### What you are asked to do
Could you print every record below exactly as it appears?

### Input
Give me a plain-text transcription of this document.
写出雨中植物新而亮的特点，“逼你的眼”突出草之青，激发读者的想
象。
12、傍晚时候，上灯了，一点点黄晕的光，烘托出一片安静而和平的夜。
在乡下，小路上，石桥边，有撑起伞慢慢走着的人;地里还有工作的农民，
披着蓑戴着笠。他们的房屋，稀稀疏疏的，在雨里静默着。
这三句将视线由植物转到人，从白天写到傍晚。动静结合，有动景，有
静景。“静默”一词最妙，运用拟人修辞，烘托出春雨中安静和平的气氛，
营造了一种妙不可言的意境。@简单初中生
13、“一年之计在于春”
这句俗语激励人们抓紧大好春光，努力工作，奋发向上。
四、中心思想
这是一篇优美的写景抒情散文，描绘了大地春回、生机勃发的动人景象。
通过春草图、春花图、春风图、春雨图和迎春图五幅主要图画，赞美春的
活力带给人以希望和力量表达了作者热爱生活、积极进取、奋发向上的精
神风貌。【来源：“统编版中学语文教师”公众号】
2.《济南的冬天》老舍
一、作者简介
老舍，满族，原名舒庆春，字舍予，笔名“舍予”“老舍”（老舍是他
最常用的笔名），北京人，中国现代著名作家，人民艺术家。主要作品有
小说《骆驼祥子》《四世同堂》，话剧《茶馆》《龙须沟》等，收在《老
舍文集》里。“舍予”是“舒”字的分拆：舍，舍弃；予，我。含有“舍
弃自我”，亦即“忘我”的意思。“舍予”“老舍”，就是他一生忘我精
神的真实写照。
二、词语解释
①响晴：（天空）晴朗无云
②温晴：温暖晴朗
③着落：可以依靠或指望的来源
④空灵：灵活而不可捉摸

### The reply
Give me a plain-text transcription of this document.
写出雨中植物新而亮的特点，“逼你的眼”突出草之青，激发读者的想
象。
12、傍晚时候，上灯了，一点点黄晕的光，烘托出一片安静而和平的夜。
在乡下，小路上，石桥边，有撑起伞慢慢走着的人;地里还有工作的农民，
披着蓑戴着笠。他们的房屋，稀稀疏疏的，在雨里静默着。
这三句将视线由植物转到人，从白天写到傍晚。动静结合，有动景，有
静景。“静默”一词最妙，运用拟人修辞，烘托出春雨中安静和平的气氛，
营造了一种妙不可言的意境。@简单初中生
13、“一年之计在于春”
这句俗语激励人们抓紧大好春光，努力工作，奋发向上。
四、中心思想
这是一篇优美的写景抒情散文，描绘了大地春回、生机勃发的动人景象。
通过春草图、春花图、春风图、春雨图和迎春图五幅主要图画，赞美春的
活力带给人以希望和力量表达了作者热爱生活、积极进取、奋发向上的精
神风貌。【来源：“统编版中学语文教师”公众号】
2.《济南的冬天》老舍
一、作者简介
老舍，满族，原名舒庆春，字舍予，笔名“舍予”“老舍”（老舍是他
最常用的笔名），北京人，中国现代著名作家，人民艺术家。主要作品有
小说《骆驼祥子》《四世同堂》，话剧《茶馆》《龙须沟》等，收在《老
舍文集》里。“舍予”是“舒”字的分拆：舍，舍弃；予，我。含有“舍
弃自我”，亦即“忘我”的意思。“舍予”“老舍”，就是他一生忘我精
神的真实写照。
二、词语解释
①响晴：（天空）晴朗无云
②温晴：温暖晴朗
③着落：可以依靠或指望的来源
④空灵：灵活而不可捉摸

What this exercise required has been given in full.